● **Do this**
Repeat the records word for word, excluding any picture.

● **Provided entries**
####

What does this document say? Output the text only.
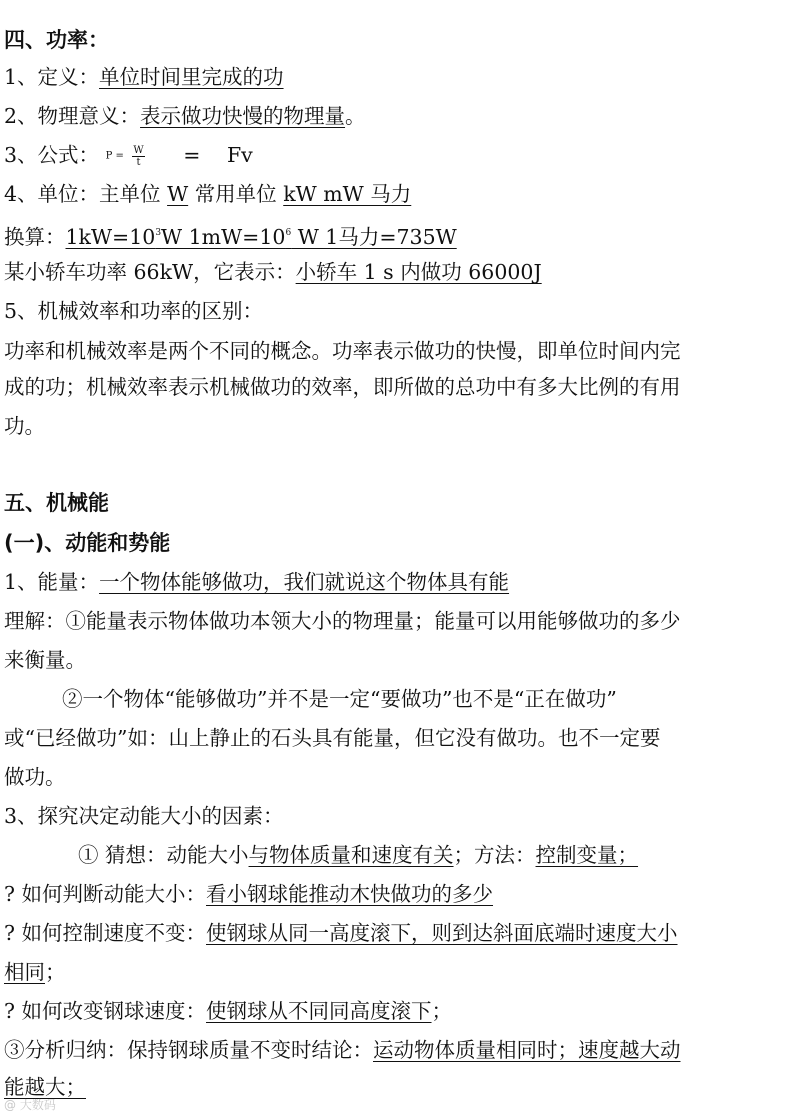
四、功率：
1、定义：单位时间里完成的功
2、物理意义：表示做功快慢的物理量。
3、公式： $P = \frac{W}{t} = Fv$
4、单位：主单位 W 常用单位 kW mW 马力
换算：$1kW=10^3W$ $1mW=10^6$ W 1马力=735W
某小轿车功率 66kW，它表示：小轿车 1 s 内做功 66000J
5、机械效率和功率的区别：
功率和机械效率是两个不同的概念。功率表示做功的快慢，即单位时间内完
成的功；机械效率表示机械做功的效率，即所做的总功中有多大比例的有用
功。
五、机械能
(一)、动能和势能
1、能量：一个物体能够做功，我们就说这个物体具有能
理解：①能量表示物体做功本领大小的物理量；能量可以用能够做功的多少
来衡量。
②一个物体“能够做功”并不是一定“要做功”也不是“正在做功”
或“已经做功”如：山上静止的石头具有能量，但它没有做功。也不一定要
做功。
3、探究决定动能大小的因素：
① 猜想：动能大小与物体质量和速度有关；方法：控制变量；
? 如何判断动能大小：看小钢球能推动木快做功的多少
? 如何控制速度不变：使钢球从同一高度滚下，则到达斜面底端时速度大小
相同；
? 如何改变钢球速度：使钢球从不同同高度滚下；
③分析归纳：保持钢球质量不变时结论：运动物体质量相同时；速度越大动
能越大；
@ 大数码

####

● **Solution to this task**
What does this document say? Output the text only.
四、功率：
1、定义：单位时间里完成的功
2、物理意义：表示做功快慢的物理量。
3、公式： $P = \frac{W}{t} = Fv$
4、单位：主单位 W 常用单位 kW mW 马力
换算：$1kW=10^3W$ $1mW=10^6$ W 1马力=735W
某小轿车功率 66kW，它表示：小轿车 1 s 内做功 66000J
5、机械效率和功率的区别：
功率和机械效率是两个不同的概念。功率表示做功的快慢，即单位时间内完
成的功；机械效率表示机械做功的效率，即所做的总功中有多大比例的有用
功。
五、机械能
(一)、动能和势能
1、能量：一个物体能够做功，我们就说这个物体具有能
理解：①能量表示物体做功本领大小的物理量；能量可以用能够做功的多少
来衡量。
②一个物体“能够做功”并不是一定“要做功”也不是“正在做功”
或“已经做功”如：山上静止的石头具有能量，但它没有做功。也不一定要
做功。
3、探究决定动能大小的因素：
① 猜想：动能大小与物体质量和速度有关；方法：控制变量；
? 如何判断动能大小：看小钢球能推动木快做功的多少
? 如何控制速度不变：使钢球从同一高度滚下，则到达斜面底端时速度大小
相同；
? 如何改变钢球速度：使钢球从不同同高度滚下；
③分析归纳：保持钢球质量不变时结论：运动物体质量相同时；速度越大动
能越大；
@ 大数码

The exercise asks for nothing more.